Given problem:
Copy all the entries below exactly, but not the pictures.

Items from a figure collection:

%%

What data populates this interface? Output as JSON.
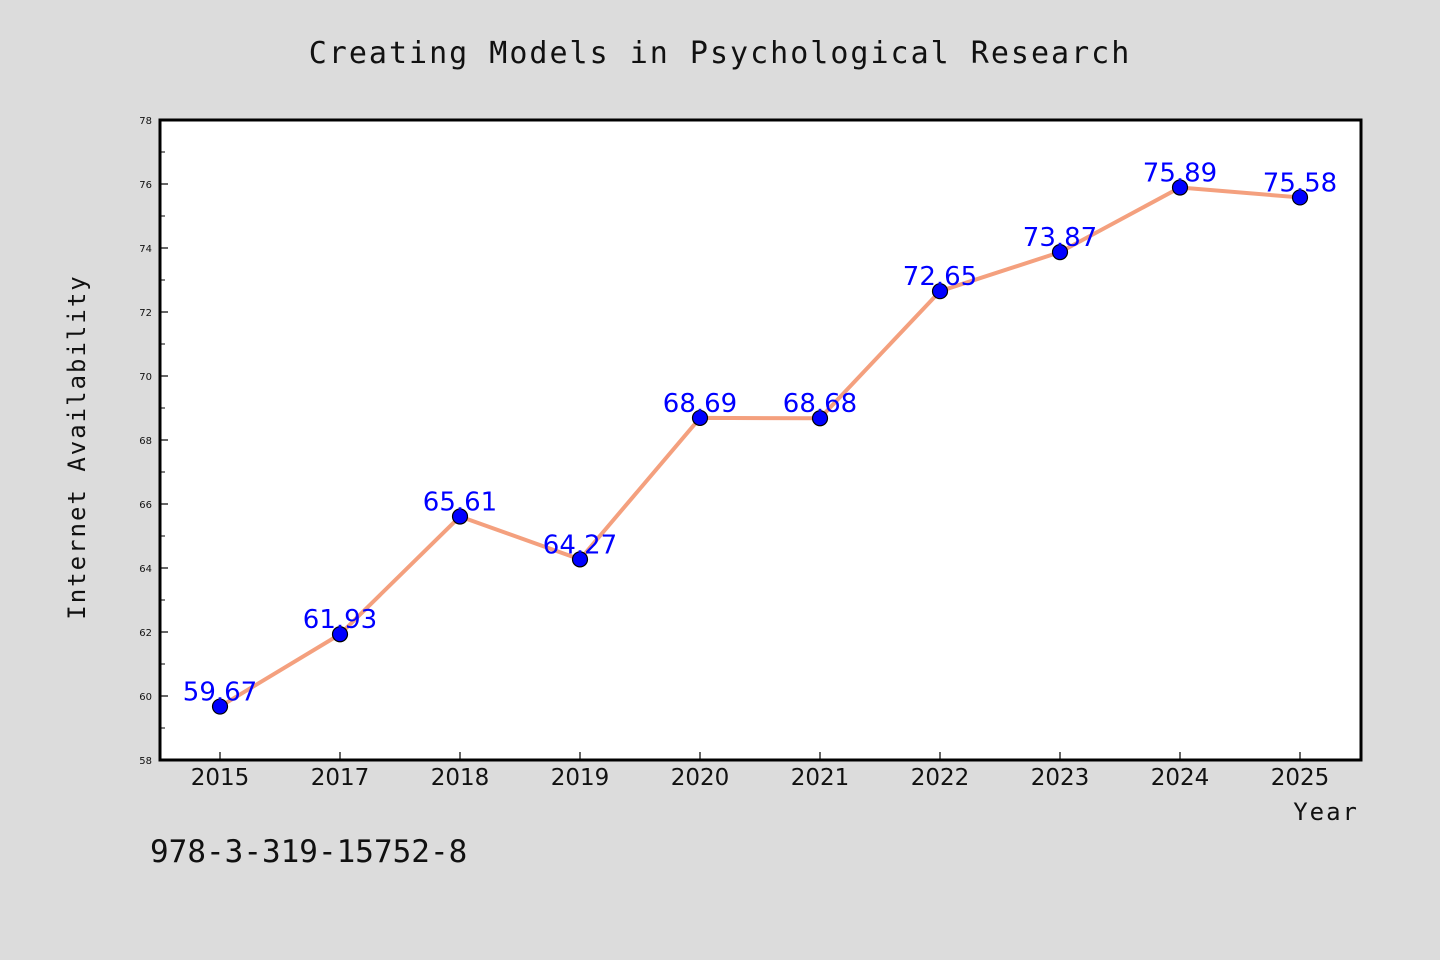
{
  "chart_data": {
    "type": "line",
    "title": "Creating Models in Psychological Research",
    "xlabel": "Year",
    "ylabel": "Internet Availability",
    "categories": [
      "2015",
      "2017",
      "2018",
      "2019",
      "2020",
      "2021",
      "2022",
      "2023",
      "2024",
      "2025"
    ],
    "series": [
      {
        "values": [
          59.67,
          61.93,
          65.61,
          64.27,
          68.69,
          68.68,
          72.65,
          73.87,
          75.89,
          75.58
        ]
      }
    ],
    "data_labels": [
      "59.67",
      "61.93",
      "65.61",
      "64.27",
      "68.69",
      "68.68",
      "72.65",
      "73.87",
      "75.89",
      "75.58"
    ],
    "ylim": [
      58,
      78
    ],
    "yticks": [
      58,
      60,
      62,
      64,
      66,
      68,
      70,
      72,
      74,
      76,
      78
    ],
    "grid": false,
    "colors": {
      "line": "#f4a07e",
      "marker": "#0000ff",
      "data_label": "#0000ff",
      "background": "#dcdcdc",
      "plot_background": "#ffffff"
    }
  },
  "footer": {
    "id_text": "978-3-319-15752-8"
  }
}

%%

Task result:
What data populates this interface? Output as JSON.
{
  "chart_data": {
    "type": "line",
    "title": "Creating Models in Psychological Research",
    "xlabel": "Year",
    "ylabel": "Internet Availability",
    "categories": [
      "2015",
      "2017",
      "2018",
      "2019",
      "2020",
      "2021",
      "2022",
      "2023",
      "2024",
      "2025"
    ],
    "series": [
      {
        "values": [
          59.67,
          61.93,
          65.61,
          64.27,
          68.69,
          68.68,
          72.65,
          73.87,
          75.89,
          75.58
        ]
      }
    ],
    "data_labels": [
      "59.67",
      "61.93",
      "65.61",
      "64.27",
      "68.69",
      "68.68",
      "72.65",
      "73.87",
      "75.89",
      "75.58"
    ],
    "ylim": [
      58,
      78
    ],
    "yticks": [
      58,
      60,
      62,
      64,
      66,
      68,
      70,
      72,
      74,
      76,
      78
    ],
    "grid": false,
    "colors": {
      "line": "#f4a07e",
      "marker": "#0000ff",
      "data_label": "#0000ff",
      "background": "#dcdcdc",
      "plot_background": "#ffffff"
    }
  },
  "footer": {
    "id_text": "978-3-319-15752-8"
  }
}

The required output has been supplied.